**Extrait du texte**
◆ ◆ ◆ ◆ ◆ ◆ ◆
[ A propos de cette chronique ] Grande gloire trop souvent oubliée du black metal français des origines, Seigneur Voland est ce que l’on peut appeler un groupe culte. Plus culte que culte même, et ce aussi bien dans son pays d’origine qu’à l’étranger. Le groupe faisait partie du fameux Concilium de Toulon, qui réunissait une petite poignée de musiciens éparpillés dans des groupes comme Blessed in Sin, Kristallnacht et donc Seigneur Voland. Si aucune de ces formations ne démérite, c’est bien Seigneur Voland qui, à mon sens, prend la tête de ce cortège impie.
Consumatum Est est la compilation ultime du groupe, réunissant presque tous les titres composés par la formation en un seul disque. Mine de rien, on est face à une petite douzaine de titres, pas plus si l’on compte la reprise de Darkthrone et la double apparition de « Et Autres Germes de Pouriture » et de « Sur les Ruines et les Cendres de Sion ». Une cohorte d’hymnes réduite, mais qui a su marquer le black metal avec force.
◆ ◆ ◆ ◆ ◆ ◆ ◆
**Extraits des données**
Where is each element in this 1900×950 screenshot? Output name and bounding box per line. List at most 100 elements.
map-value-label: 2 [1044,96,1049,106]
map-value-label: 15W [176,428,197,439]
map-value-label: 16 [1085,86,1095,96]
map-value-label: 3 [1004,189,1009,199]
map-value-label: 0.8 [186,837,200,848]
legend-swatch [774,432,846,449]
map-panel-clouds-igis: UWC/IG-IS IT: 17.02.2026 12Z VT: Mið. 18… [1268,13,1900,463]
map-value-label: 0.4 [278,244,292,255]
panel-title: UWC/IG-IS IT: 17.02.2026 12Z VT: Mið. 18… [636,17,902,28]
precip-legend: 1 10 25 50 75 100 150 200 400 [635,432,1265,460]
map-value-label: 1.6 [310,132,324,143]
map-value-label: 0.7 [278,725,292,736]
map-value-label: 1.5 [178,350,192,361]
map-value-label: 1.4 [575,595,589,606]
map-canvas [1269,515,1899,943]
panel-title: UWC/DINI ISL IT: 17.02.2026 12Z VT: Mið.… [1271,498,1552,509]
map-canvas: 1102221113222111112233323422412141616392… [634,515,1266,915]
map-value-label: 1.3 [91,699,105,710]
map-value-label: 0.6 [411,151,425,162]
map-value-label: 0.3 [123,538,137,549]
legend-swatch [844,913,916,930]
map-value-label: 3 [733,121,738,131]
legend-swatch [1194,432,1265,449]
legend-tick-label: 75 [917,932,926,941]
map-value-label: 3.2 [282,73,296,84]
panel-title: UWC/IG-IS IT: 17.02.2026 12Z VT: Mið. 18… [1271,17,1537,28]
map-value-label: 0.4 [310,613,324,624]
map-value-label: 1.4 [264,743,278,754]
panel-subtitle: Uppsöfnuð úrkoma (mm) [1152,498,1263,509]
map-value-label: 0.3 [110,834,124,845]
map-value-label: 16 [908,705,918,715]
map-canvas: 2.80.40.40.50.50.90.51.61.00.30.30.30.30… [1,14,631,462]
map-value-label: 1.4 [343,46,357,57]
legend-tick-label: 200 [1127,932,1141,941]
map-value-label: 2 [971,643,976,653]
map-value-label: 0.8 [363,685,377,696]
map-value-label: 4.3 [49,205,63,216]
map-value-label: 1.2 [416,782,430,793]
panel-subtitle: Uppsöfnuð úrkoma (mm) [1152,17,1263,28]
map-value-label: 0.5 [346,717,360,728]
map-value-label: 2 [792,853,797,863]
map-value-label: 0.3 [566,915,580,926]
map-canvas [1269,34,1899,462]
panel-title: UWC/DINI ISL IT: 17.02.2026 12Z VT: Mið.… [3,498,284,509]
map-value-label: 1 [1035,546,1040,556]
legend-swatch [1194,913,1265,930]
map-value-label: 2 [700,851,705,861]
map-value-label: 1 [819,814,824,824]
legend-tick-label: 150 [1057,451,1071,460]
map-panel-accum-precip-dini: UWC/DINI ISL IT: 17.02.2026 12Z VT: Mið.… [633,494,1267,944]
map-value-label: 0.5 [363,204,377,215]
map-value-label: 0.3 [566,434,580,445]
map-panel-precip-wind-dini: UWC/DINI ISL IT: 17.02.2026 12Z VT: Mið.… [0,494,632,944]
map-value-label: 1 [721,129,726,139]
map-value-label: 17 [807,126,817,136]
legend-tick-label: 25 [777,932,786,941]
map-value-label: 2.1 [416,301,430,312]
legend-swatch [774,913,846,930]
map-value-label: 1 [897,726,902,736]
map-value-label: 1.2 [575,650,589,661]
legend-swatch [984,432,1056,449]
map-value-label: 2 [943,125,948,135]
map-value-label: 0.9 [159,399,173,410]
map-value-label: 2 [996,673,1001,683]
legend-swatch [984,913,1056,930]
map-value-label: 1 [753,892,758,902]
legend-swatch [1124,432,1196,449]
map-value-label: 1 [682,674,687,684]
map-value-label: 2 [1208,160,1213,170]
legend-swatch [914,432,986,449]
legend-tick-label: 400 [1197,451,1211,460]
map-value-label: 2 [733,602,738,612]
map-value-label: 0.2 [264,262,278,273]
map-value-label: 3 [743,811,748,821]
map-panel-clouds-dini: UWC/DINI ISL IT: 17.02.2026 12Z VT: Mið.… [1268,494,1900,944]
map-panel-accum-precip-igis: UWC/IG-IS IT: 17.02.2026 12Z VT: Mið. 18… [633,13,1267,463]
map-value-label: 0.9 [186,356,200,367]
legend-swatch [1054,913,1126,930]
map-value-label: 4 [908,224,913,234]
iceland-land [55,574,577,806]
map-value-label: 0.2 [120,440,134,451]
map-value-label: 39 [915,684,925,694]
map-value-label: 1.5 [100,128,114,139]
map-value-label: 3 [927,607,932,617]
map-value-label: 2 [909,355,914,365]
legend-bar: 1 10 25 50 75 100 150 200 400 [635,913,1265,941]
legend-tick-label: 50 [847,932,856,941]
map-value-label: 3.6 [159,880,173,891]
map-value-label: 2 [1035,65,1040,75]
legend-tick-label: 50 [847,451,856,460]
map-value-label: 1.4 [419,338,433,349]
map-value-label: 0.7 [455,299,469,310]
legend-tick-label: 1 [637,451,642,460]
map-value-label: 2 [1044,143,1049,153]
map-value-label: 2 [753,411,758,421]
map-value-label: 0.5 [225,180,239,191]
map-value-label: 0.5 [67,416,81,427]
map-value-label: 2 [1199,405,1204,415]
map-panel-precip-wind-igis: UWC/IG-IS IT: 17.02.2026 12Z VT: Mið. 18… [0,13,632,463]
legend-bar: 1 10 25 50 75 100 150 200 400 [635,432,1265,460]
◆ ◆ ◆ ◆ ◆ ◆ ◆
**Consignes**
• a. Recopiez le passage de la chronique sur Seigneur Voland qui commence par « Consumatum Est est » et se poursuit jusqu'à « metal avec force. ».
• b. Poursuivez la chronique consacrée à Seigneur Voland en écrivant ce qui vient après sa dernière phrase.

**Résultats de l'exercice**
• a.
Consumatum Est est la compilation ultime du groupe, réunissant presque tous les titres composés par la formation en un seul disque. Mine de rien, on est face à une petite douzaine de titres, pas plus si l’on compte la reprise de Darkthrone et la double apparition de « Et Autres Germes de Pouriture » et de « Sur les Ruines et les Cendres de Sion ». Une cohorte d’hymnes réduite, mais qui a su marquer le black metal avec force.

• b.
Seigneur Voland, c’est la gloire. C’est la majesté, c’est le déchirement superbe, c’est le regret, c’est l’amertume, mais c’est surtout la haine. Toutes les histoires sordides qui gravitent autours du groupe n’éclipseront jamais le génie de L.F pour composer des mélodies qui respirent autant l’aristocratie méprisante que la hargne et la rage la plus noire. Seigneur Voland hurle, vitupère, lance assaut sur assaut, mais toujours avec noblesse et seigneurie. On ne fonce jamais tête baissée avec la bave aux lèvres, mais plutôt à dos de son palefroi impie, armé de sa lance de fureur.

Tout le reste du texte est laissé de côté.